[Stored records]
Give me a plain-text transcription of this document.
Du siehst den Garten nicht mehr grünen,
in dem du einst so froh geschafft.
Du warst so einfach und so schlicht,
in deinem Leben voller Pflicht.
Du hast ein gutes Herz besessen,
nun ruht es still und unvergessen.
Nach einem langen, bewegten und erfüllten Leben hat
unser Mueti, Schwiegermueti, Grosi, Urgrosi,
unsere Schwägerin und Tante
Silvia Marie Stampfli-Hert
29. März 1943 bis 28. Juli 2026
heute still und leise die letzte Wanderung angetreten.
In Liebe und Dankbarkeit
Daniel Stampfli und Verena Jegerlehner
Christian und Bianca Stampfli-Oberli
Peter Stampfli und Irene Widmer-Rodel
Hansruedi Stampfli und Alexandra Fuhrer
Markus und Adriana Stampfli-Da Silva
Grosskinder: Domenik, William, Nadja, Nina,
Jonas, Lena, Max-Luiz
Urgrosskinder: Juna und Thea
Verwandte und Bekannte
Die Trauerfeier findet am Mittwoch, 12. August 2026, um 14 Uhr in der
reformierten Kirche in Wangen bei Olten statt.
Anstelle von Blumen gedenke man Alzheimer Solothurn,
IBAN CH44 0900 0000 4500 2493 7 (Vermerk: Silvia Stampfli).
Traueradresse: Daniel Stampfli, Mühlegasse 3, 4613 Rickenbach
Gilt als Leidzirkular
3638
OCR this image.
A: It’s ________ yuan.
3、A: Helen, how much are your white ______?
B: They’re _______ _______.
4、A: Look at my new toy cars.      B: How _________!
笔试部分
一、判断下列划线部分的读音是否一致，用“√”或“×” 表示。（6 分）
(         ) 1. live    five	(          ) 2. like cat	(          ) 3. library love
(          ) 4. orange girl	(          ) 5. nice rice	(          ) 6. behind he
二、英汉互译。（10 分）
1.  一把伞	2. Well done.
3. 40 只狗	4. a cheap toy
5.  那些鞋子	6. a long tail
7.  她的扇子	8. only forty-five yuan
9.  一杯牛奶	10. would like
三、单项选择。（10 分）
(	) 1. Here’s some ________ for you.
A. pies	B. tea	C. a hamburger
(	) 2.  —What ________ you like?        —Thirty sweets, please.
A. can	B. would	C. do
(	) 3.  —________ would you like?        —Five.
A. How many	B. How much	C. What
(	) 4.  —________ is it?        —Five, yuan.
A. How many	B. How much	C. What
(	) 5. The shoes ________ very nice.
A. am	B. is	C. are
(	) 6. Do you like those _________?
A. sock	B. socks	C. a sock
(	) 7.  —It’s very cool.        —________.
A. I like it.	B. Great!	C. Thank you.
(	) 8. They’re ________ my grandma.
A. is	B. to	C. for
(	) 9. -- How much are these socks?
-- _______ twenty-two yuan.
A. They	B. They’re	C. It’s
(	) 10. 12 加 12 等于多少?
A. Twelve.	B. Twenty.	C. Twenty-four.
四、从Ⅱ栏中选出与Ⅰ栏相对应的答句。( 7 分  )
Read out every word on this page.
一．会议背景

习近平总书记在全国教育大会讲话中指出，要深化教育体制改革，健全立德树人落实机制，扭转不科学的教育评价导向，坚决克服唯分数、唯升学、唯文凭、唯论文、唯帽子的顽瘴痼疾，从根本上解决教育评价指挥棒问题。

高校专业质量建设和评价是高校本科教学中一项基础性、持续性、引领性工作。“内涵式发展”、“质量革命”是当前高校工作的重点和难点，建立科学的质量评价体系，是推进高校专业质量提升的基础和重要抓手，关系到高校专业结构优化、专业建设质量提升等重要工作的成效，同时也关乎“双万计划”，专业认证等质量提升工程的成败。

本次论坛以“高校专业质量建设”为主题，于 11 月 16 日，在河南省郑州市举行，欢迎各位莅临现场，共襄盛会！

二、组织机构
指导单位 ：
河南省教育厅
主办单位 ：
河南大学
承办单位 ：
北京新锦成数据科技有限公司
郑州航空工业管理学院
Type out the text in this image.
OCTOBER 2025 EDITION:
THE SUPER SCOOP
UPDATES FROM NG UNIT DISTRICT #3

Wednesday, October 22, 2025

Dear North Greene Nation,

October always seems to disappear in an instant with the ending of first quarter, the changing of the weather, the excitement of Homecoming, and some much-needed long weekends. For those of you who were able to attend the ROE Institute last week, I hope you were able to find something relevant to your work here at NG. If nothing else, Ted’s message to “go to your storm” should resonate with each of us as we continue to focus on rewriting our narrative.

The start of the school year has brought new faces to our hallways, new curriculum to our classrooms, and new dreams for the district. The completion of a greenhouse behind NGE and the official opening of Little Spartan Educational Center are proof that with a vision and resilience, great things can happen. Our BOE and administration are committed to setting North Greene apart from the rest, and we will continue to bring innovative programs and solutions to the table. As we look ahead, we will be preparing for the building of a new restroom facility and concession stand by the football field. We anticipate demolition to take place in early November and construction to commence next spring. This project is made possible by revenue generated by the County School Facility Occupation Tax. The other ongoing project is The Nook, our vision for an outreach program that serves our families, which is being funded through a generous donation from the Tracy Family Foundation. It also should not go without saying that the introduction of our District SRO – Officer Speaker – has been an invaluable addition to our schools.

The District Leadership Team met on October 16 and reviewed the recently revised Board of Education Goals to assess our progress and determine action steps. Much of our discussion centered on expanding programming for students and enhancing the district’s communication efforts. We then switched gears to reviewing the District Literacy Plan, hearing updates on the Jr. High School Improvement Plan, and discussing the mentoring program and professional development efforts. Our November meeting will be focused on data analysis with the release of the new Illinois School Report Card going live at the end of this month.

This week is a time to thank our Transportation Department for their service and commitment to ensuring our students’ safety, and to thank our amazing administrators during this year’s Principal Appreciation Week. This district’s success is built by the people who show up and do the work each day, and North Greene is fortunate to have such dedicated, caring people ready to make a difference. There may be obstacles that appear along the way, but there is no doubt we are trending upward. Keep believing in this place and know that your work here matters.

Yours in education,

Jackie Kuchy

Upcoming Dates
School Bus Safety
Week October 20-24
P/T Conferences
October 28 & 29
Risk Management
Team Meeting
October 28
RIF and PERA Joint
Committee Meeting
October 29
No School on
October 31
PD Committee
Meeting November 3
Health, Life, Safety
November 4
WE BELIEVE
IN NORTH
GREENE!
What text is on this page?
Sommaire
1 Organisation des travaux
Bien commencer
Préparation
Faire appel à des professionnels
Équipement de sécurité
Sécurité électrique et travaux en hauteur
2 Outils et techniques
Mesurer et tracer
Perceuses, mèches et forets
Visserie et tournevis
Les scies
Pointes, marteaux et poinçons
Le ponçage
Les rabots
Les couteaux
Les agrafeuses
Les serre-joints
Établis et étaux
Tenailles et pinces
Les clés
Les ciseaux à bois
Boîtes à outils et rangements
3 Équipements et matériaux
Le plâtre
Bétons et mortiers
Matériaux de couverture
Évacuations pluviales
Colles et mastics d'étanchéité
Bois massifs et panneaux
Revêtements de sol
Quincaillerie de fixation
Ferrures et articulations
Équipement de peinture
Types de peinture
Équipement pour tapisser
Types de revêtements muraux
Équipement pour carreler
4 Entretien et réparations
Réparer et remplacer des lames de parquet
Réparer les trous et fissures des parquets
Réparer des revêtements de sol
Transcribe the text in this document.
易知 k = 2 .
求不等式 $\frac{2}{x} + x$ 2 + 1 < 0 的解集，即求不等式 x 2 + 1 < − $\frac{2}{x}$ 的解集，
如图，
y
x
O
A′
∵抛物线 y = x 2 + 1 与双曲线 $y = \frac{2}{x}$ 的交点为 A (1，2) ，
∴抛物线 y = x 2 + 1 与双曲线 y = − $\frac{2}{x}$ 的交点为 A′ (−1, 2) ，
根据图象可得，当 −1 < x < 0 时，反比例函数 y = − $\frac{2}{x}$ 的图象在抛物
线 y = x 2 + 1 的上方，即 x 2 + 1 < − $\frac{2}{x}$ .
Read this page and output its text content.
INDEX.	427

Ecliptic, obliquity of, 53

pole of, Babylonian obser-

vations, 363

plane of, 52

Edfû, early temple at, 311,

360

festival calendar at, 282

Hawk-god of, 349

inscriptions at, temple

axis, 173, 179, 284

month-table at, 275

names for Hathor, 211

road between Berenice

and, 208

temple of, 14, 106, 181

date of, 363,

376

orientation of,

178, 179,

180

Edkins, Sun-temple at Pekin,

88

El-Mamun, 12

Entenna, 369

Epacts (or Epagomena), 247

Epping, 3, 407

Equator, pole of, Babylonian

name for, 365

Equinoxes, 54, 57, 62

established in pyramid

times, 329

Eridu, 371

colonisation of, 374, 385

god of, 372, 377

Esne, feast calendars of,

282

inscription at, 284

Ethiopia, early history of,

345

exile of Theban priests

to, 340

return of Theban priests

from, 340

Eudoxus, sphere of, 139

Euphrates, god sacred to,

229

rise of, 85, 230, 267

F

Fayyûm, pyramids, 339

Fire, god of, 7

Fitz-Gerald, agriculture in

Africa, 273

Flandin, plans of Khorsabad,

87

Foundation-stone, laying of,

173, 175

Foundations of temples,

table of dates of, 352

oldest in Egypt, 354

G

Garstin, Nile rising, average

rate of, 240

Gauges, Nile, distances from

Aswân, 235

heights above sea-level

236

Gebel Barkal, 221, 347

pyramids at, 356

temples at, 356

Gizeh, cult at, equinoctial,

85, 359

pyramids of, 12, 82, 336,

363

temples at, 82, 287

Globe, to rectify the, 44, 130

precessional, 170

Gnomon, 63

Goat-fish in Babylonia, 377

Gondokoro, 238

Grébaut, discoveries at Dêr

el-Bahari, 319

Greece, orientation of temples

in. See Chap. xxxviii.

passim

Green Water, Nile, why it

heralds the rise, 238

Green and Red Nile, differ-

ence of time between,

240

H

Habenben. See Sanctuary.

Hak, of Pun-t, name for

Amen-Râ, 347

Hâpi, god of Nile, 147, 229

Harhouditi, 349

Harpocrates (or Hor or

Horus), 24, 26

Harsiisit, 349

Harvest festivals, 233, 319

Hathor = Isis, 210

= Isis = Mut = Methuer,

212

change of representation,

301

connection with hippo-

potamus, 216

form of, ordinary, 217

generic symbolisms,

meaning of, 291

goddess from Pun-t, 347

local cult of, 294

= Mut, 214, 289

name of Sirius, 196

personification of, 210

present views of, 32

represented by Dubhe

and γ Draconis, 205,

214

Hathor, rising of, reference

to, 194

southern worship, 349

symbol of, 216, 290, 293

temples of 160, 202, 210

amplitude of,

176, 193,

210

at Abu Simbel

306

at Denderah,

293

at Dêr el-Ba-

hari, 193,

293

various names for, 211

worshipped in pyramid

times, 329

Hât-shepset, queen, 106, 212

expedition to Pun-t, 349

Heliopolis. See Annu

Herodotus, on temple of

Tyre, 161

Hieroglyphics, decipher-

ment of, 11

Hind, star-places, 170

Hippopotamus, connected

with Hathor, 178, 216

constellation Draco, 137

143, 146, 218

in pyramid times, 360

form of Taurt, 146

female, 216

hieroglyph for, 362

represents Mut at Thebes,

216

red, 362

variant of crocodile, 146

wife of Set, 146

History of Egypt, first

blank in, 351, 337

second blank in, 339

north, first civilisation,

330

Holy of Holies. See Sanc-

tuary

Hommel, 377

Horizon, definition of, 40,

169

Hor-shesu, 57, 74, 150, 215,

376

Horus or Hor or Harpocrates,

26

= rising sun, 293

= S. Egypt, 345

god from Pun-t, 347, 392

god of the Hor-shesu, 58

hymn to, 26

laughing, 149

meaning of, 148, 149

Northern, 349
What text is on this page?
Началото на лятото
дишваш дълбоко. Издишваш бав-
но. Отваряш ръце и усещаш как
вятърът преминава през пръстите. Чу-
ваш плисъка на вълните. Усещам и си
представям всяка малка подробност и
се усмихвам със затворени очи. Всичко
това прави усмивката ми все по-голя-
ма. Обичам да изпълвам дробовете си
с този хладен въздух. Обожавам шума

Set exercise: Search the records above for the string "image". Copy every line that contains it.

Answer to the exercise:
OCR this image.
Type out the text in this image.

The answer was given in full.